[Start of Stored data]

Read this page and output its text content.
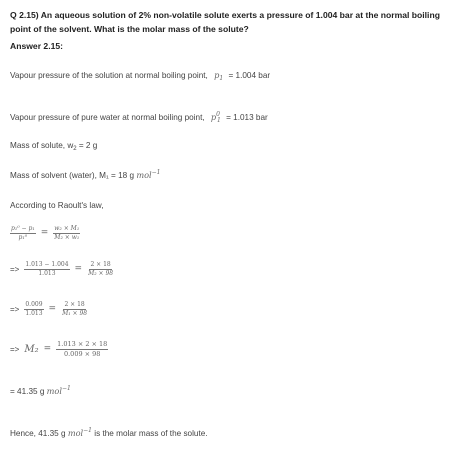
Q 2.15) An aqueous solution of 2% non-volatile solute exerts a pressure of 1.004 bar at the normal boiling point of the solvent. What is the molar mass of the solute?
Answer 2.15:
Vapour pressure of the solution at normal boiling point, $p_1 = 1.004$ bar
Vapour pressure of pure water at normal boiling point, $p^0_1 = 1.013$ bar
Mass of solute, $w_2 = 2$ g
Mass of solvent (water), M₁ = 18 g mol$^{-1}$
According to Raoult's law,
$\frac{\text{p₁⁰ − p₁}}{\text{p₁⁰}} = \frac{\text{w₂ × M₁}}{\text{M₂ × w₁}}$
=> $\frac{1.013 - 1.004}{1.013} = \frac{2 \times 18}{\text{M₂ × 98}}$
=> $\frac{0.009}{1.013} = \frac{2 \times 18}{\text{M₁ × 98}}$
=> $M_2 = \frac{1.013 \times 2 \times 18}{0.009 \times 98}$
= 41.35 g mol$^{-1}$
Hence, 41.35 g mol$^{-1}$ is the molar mass of the solute.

[End of Stored data]

■ Required work ■
Of all the lines in the material above, how many contain the word "solvent"? Give only the count.

■ Correct answer ■
2